[Figure collection entries]

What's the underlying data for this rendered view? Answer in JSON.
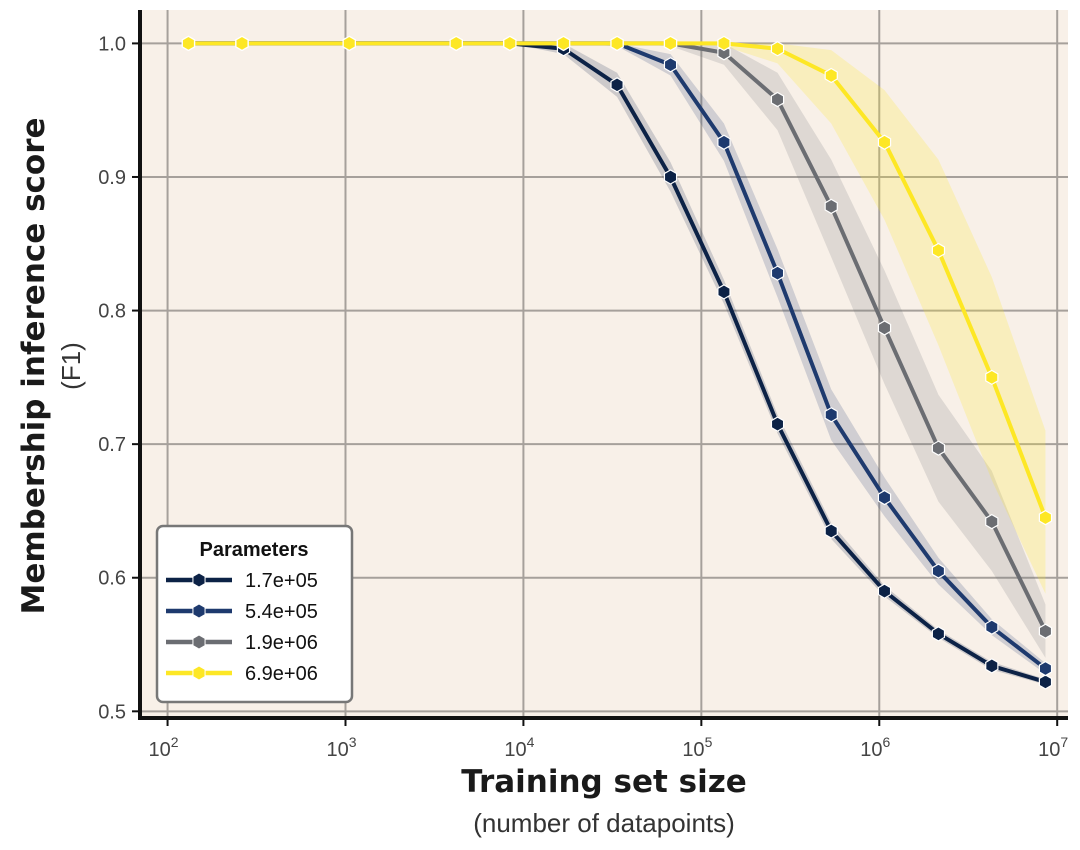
{
  "chart_data": {
    "type": "line",
    "title": "",
    "xlabel": "Training set size",
    "xlabel_sub": "(number of datapoints)",
    "ylabel": "Membership inference score",
    "ylabel_sub": "(F1)",
    "xscale": "log",
    "xlim": [
      70,
      11500000
    ],
    "ylim": [
      0.495,
      1.025
    ],
    "x_ticks": [
      {
        "base": "10",
        "exp": "2",
        "value": 100
      },
      {
        "base": "10",
        "exp": "3",
        "value": 1000
      },
      {
        "base": "10",
        "exp": "4",
        "value": 10000
      },
      {
        "base": "10",
        "exp": "5",
        "value": 100000
      },
      {
        "base": "10",
        "exp": "6",
        "value": 1000000
      },
      {
        "base": "10",
        "exp": "7",
        "value": 10000000
      }
    ],
    "y_ticks": [
      {
        "label": "0.5",
        "value": 0.5
      },
      {
        "label": "0.6",
        "value": 0.6
      },
      {
        "label": "0.7",
        "value": 0.7
      },
      {
        "label": "0.8",
        "value": 0.8
      },
      {
        "label": "0.9",
        "value": 0.9
      },
      {
        "label": "1.0",
        "value": 1.0
      }
    ],
    "grid": true,
    "background_color": "#f8f0e8",
    "legend": {
      "title": "Parameters",
      "placement": "bottom-left"
    },
    "series": [
      {
        "name": "1.7e+05",
        "color": "#0c2246",
        "x": [
          131,
          262,
          1050,
          4190,
          8390,
          16800,
          33600,
          67100,
          134000,
          268000,
          537000,
          1070000,
          2150000,
          4290000,
          8590000
        ],
        "y": [
          1.0,
          1.0,
          1.0,
          1.0,
          1.0,
          0.996,
          0.969,
          0.9,
          0.814,
          0.715,
          0.635,
          0.59,
          0.558,
          0.534,
          0.522
        ],
        "y_low": [
          1.0,
          1.0,
          1.0,
          1.0,
          1.0,
          0.992,
          0.96,
          0.889,
          0.805,
          0.708,
          0.629,
          0.586,
          0.555,
          0.531,
          0.52
        ],
        "y_high": [
          1.0,
          1.0,
          1.0,
          1.0,
          1.0,
          1.0,
          0.978,
          0.911,
          0.823,
          0.722,
          0.641,
          0.594,
          0.561,
          0.537,
          0.524
        ]
      },
      {
        "name": "5.4e+05",
        "color": "#1e3a6e",
        "x": [
          131,
          262,
          1050,
          4190,
          8390,
          16800,
          33600,
          67100,
          134000,
          268000,
          537000,
          1070000,
          2150000,
          4290000,
          8590000
        ],
        "y": [
          1.0,
          1.0,
          1.0,
          1.0,
          1.0,
          1.0,
          1.0,
          0.984,
          0.926,
          0.828,
          0.722,
          0.66,
          0.605,
          0.563,
          0.532
        ],
        "y_low": [
          1.0,
          1.0,
          1.0,
          1.0,
          1.0,
          1.0,
          0.998,
          0.976,
          0.912,
          0.81,
          0.703,
          0.646,
          0.595,
          0.557,
          0.528
        ],
        "y_high": [
          1.0,
          1.0,
          1.0,
          1.0,
          1.0,
          1.0,
          1.0,
          0.992,
          0.94,
          0.846,
          0.741,
          0.675,
          0.615,
          0.569,
          0.536
        ]
      },
      {
        "name": "1.9e+06",
        "color": "#6b6d72",
        "x": [
          131,
          262,
          1050,
          4190,
          8390,
          16800,
          33600,
          67100,
          134000,
          268000,
          537000,
          1070000,
          2150000,
          4290000,
          8590000
        ],
        "y": [
          1.0,
          1.0,
          1.0,
          1.0,
          1.0,
          1.0,
          1.0,
          1.0,
          0.993,
          0.958,
          0.878,
          0.787,
          0.697,
          0.642,
          0.56
        ],
        "y_low": [
          1.0,
          1.0,
          1.0,
          1.0,
          1.0,
          1.0,
          1.0,
          0.998,
          0.984,
          0.935,
          0.84,
          0.745,
          0.657,
          0.605,
          0.54
        ],
        "y_high": [
          1.0,
          1.0,
          1.0,
          1.0,
          1.0,
          1.0,
          1.0,
          1.0,
          1.0,
          0.978,
          0.913,
          0.83,
          0.737,
          0.68,
          0.58
        ]
      },
      {
        "name": "6.9e+06",
        "color": "#fde725",
        "x": [
          131,
          262,
          1050,
          4190,
          8390,
          16800,
          33600,
          67100,
          134000,
          268000,
          537000,
          1070000,
          2150000,
          4290000,
          8590000
        ],
        "y": [
          1.0,
          1.0,
          1.0,
          1.0,
          1.0,
          1.0,
          1.0,
          1.0,
          1.0,
          0.996,
          0.976,
          0.926,
          0.845,
          0.75,
          0.645
        ],
        "y_low": [
          1.0,
          1.0,
          1.0,
          1.0,
          1.0,
          1.0,
          1.0,
          1.0,
          0.998,
          0.985,
          0.94,
          0.868,
          0.774,
          0.673,
          0.588
        ],
        "y_high": [
          1.0,
          1.0,
          1.0,
          1.0,
          1.0,
          1.0,
          1.0,
          1.0,
          1.0,
          1.0,
          0.995,
          0.965,
          0.913,
          0.825,
          0.71
        ]
      }
    ]
  }
}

*WHAT YOU SHOULD DO*: Print the full listing exactly, dropping the pictures.

*RESULT FOR THIS EXERCISE*:
What's the underlying data for this rendered view? Answer in JSON.
{
  "chart_data": {
    "type": "line",
    "title": "",
    "xlabel": "Training set size",
    "xlabel_sub": "(number of datapoints)",
    "ylabel": "Membership inference score",
    "ylabel_sub": "(F1)",
    "xscale": "log",
    "xlim": [
      70,
      11500000
    ],
    "ylim": [
      0.495,
      1.025
    ],
    "x_ticks": [
      {
        "base": "10",
        "exp": "2",
        "value": 100
      },
      {
        "base": "10",
        "exp": "3",
        "value": 1000
      },
      {
        "base": "10",
        "exp": "4",
        "value": 10000
      },
      {
        "base": "10",
        "exp": "5",
        "value": 100000
      },
      {
        "base": "10",
        "exp": "6",
        "value": 1000000
      },
      {
        "base": "10",
        "exp": "7",
        "value": 10000000
      }
    ],
    "y_ticks": [
      {
        "label": "0.5",
        "value": 0.5
      },
      {
        "label": "0.6",
        "value": 0.6
      },
      {
        "label": "0.7",
        "value": 0.7
      },
      {
        "label": "0.8",
        "value": 0.8
      },
      {
        "label": "0.9",
        "value": 0.9
      },
      {
        "label": "1.0",
        "value": 1.0
      }
    ],
    "grid": true,
    "background_color": "#f8f0e8",
    "legend": {
      "title": "Parameters",
      "placement": "bottom-left"
    },
    "series": [
      {
        "name": "1.7e+05",
        "color": "#0c2246",
        "x": [
          131,
          262,
          1050,
          4190,
          8390,
          16800,
          33600,
          67100,
          134000,
          268000,
          537000,
          1070000,
          2150000,
          4290000,
          8590000
        ],
        "y": [
          1.0,
          1.0,
          1.0,
          1.0,
          1.0,
          0.996,
          0.969,
          0.9,
          0.814,
          0.715,
          0.635,
          0.59,
          0.558,
          0.534,
          0.522
        ],
        "y_low": [
          1.0,
          1.0,
          1.0,
          1.0,
          1.0,
          0.992,
          0.96,
          0.889,
          0.805,
          0.708,
          0.629,
          0.586,
          0.555,
          0.531,
          0.52
        ],
        "y_high": [
          1.0,
          1.0,
          1.0,
          1.0,
          1.0,
          1.0,
          0.978,
          0.911,
          0.823,
          0.722,
          0.641,
          0.594,
          0.561,
          0.537,
          0.524
        ]
      },
      {
        "name": "5.4e+05",
        "color": "#1e3a6e",
        "x": [
          131,
          262,
          1050,
          4190,
          8390,
          16800,
          33600,
          67100,
          134000,
          268000,
          537000,
          1070000,
          2150000,
          4290000,
          8590000
        ],
        "y": [
          1.0,
          1.0,
          1.0,
          1.0,
          1.0,
          1.0,
          1.0,
          0.984,
          0.926,
          0.828,
          0.722,
          0.66,
          0.605,
          0.563,
          0.532
        ],
        "y_low": [
          1.0,
          1.0,
          1.0,
          1.0,
          1.0,
          1.0,
          0.998,
          0.976,
          0.912,
          0.81,
          0.703,
          0.646,
          0.595,
          0.557,
          0.528
        ],
        "y_high": [
          1.0,
          1.0,
          1.0,
          1.0,
          1.0,
          1.0,
          1.0,
          0.992,
          0.94,
          0.846,
          0.741,
          0.675,
          0.615,
          0.569,
          0.536
        ]
      },
      {
        "name": "1.9e+06",
        "color": "#6b6d72",
        "x": [
          131,
          262,
          1050,
          4190,
          8390,
          16800,
          33600,
          67100,
          134000,
          268000,
          537000,
          1070000,
          2150000,
          4290000,
          8590000
        ],
        "y": [
          1.0,
          1.0,
          1.0,
          1.0,
          1.0,
          1.0,
          1.0,
          1.0,
          0.993,
          0.958,
          0.878,
          0.787,
          0.697,
          0.642,
          0.56
        ],
        "y_low": [
          1.0,
          1.0,
          1.0,
          1.0,
          1.0,
          1.0,
          1.0,
          0.998,
          0.984,
          0.935,
          0.84,
          0.745,
          0.657,
          0.605,
          0.54
        ],
        "y_high": [
          1.0,
          1.0,
          1.0,
          1.0,
          1.0,
          1.0,
          1.0,
          1.0,
          1.0,
          0.978,
          0.913,
          0.83,
          0.737,
          0.68,
          0.58
        ]
      },
      {
        "name": "6.9e+06",
        "color": "#fde725",
        "x": [
          131,
          262,
          1050,
          4190,
          8390,
          16800,
          33600,
          67100,
          134000,
          268000,
          537000,
          1070000,
          2150000,
          4290000,
          8590000
        ],
        "y": [
          1.0,
          1.0,
          1.0,
          1.0,
          1.0,
          1.0,
          1.0,
          1.0,
          1.0,
          0.996,
          0.976,
          0.926,
          0.845,
          0.75,
          0.645
        ],
        "y_low": [
          1.0,
          1.0,
          1.0,
          1.0,
          1.0,
          1.0,
          1.0,
          1.0,
          0.998,
          0.985,
          0.94,
          0.868,
          0.774,
          0.673,
          0.588
        ],
        "y_high": [
          1.0,
          1.0,
          1.0,
          1.0,
          1.0,
          1.0,
          1.0,
          1.0,
          1.0,
          1.0,
          0.995,
          0.965,
          0.913,
          0.825,
          0.71
        ]
      }
    ]
  }
}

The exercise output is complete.